▶ [DIRECTIVE]
Below is a listing. Gather each line of it that contains "plagen".

▶ [RECORDS SUPPLIED]
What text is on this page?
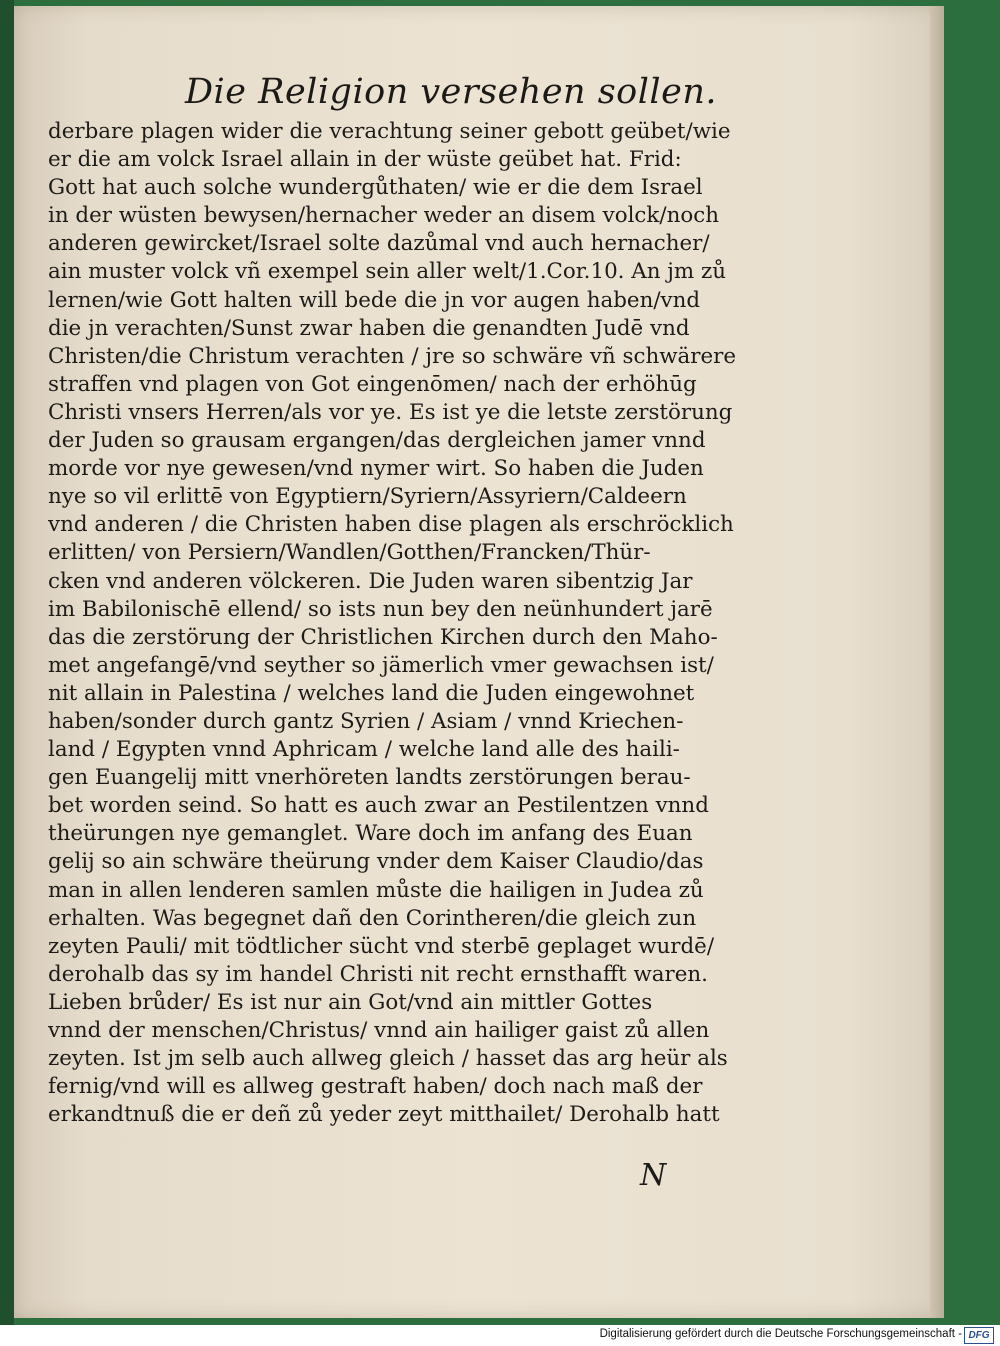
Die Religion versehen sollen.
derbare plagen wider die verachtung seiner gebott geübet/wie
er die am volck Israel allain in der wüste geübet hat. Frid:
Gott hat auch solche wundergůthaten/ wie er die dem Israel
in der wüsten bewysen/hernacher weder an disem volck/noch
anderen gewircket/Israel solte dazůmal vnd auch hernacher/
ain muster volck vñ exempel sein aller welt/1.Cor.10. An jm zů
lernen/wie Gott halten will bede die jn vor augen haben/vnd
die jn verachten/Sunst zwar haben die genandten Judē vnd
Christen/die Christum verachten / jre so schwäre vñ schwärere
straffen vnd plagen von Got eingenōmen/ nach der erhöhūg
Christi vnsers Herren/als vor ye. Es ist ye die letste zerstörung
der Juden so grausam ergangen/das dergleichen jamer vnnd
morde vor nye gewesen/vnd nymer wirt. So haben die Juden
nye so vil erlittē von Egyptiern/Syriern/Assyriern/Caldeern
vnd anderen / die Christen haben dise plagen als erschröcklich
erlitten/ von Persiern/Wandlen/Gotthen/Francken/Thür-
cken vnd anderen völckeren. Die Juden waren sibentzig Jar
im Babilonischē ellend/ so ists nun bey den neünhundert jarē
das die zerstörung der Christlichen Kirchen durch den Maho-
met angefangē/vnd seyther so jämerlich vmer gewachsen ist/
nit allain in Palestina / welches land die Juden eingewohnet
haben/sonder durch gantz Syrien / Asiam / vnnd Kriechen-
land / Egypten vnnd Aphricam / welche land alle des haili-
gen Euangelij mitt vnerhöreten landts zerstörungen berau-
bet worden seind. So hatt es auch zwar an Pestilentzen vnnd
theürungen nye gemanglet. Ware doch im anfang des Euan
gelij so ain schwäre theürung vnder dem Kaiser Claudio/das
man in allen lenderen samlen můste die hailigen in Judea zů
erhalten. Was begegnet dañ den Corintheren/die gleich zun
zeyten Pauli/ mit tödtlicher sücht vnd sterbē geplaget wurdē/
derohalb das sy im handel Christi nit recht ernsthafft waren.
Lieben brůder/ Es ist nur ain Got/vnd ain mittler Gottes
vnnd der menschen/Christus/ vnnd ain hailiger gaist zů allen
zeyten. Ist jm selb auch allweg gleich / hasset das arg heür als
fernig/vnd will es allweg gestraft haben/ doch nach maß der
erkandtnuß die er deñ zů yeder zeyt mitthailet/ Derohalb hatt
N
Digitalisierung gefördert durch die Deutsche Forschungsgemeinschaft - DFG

* * *

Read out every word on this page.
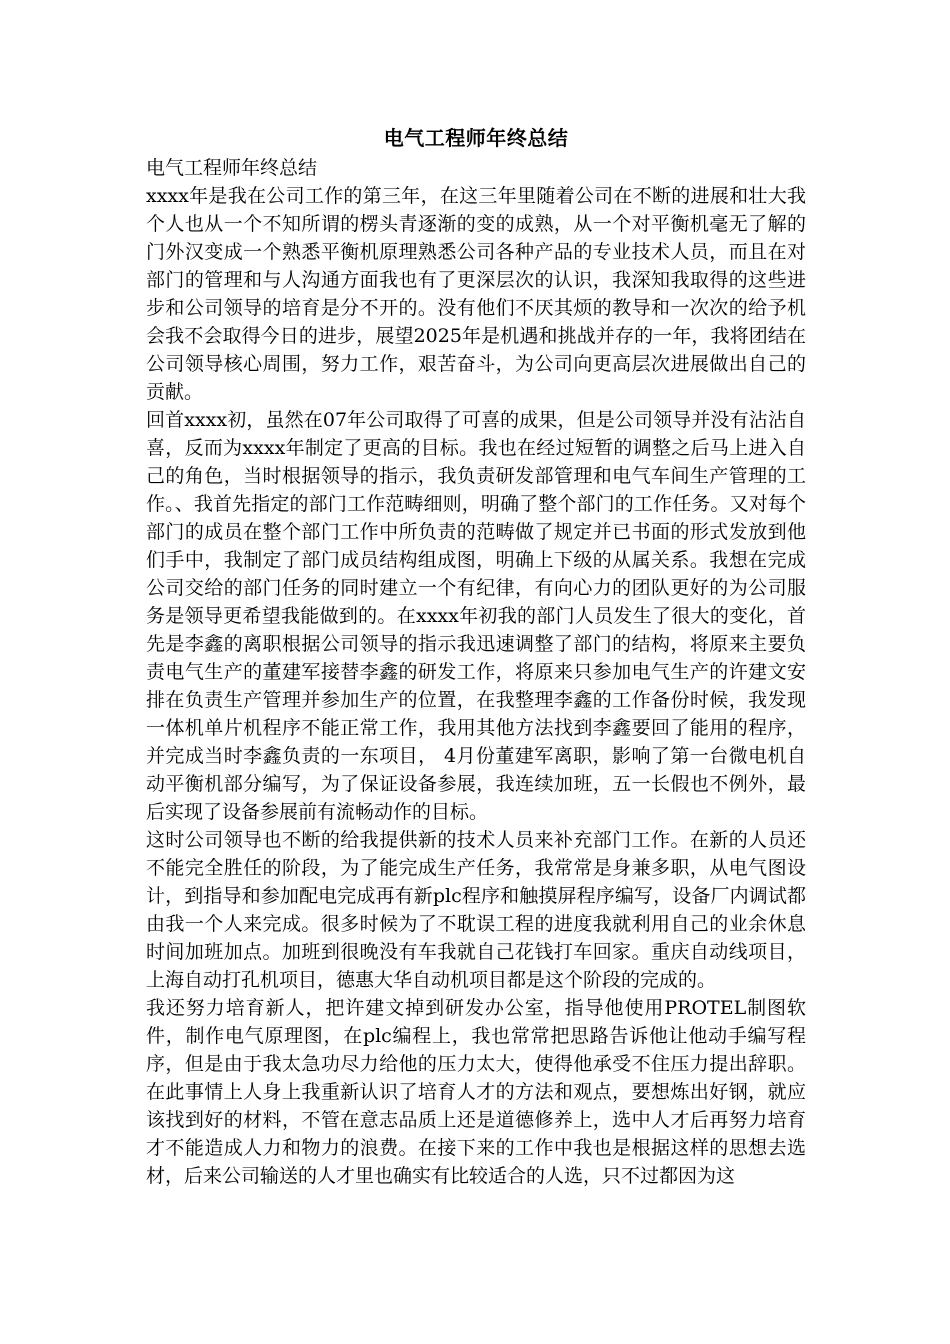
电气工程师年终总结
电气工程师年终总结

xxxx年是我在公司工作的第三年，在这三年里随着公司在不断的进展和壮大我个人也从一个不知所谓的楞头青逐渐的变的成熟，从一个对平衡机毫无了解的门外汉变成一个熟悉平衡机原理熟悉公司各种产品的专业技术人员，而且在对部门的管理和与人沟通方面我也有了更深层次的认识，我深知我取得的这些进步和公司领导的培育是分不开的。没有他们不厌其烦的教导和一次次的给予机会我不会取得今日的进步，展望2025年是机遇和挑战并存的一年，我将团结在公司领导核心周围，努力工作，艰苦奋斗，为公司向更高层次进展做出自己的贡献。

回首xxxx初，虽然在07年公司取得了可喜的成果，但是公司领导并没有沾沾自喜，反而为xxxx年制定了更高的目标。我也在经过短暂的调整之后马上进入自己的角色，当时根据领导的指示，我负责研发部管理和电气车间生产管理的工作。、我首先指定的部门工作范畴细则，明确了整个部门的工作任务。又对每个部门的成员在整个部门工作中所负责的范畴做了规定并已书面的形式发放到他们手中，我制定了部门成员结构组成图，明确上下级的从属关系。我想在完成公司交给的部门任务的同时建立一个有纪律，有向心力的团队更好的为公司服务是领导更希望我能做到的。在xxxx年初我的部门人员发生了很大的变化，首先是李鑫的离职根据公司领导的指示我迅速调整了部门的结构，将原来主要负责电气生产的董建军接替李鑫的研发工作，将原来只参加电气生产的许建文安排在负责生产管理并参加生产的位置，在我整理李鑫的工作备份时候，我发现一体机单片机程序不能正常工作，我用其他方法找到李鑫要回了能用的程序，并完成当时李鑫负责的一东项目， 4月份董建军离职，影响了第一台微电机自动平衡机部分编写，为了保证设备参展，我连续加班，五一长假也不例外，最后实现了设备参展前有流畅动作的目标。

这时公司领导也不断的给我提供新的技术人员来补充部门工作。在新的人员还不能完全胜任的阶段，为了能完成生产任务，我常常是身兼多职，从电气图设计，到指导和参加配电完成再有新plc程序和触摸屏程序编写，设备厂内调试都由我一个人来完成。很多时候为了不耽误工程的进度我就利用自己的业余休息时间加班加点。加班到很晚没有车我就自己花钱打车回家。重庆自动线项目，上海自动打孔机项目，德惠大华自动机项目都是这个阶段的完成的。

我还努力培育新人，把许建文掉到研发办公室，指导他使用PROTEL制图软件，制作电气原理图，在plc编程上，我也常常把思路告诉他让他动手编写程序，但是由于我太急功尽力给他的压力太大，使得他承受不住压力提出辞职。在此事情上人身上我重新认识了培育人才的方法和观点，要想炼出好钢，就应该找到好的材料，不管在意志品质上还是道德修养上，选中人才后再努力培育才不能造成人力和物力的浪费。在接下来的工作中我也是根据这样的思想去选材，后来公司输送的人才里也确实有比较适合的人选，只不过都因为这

▶ [FINAL ANSWER]
derbare plagen wider die verachtung seiner gebott geübet/wie
straffen vnd plagen von Got eingenōmen/ nach der erhöhūg
vnd anderen / die Christen haben dise plagen als erschröcklich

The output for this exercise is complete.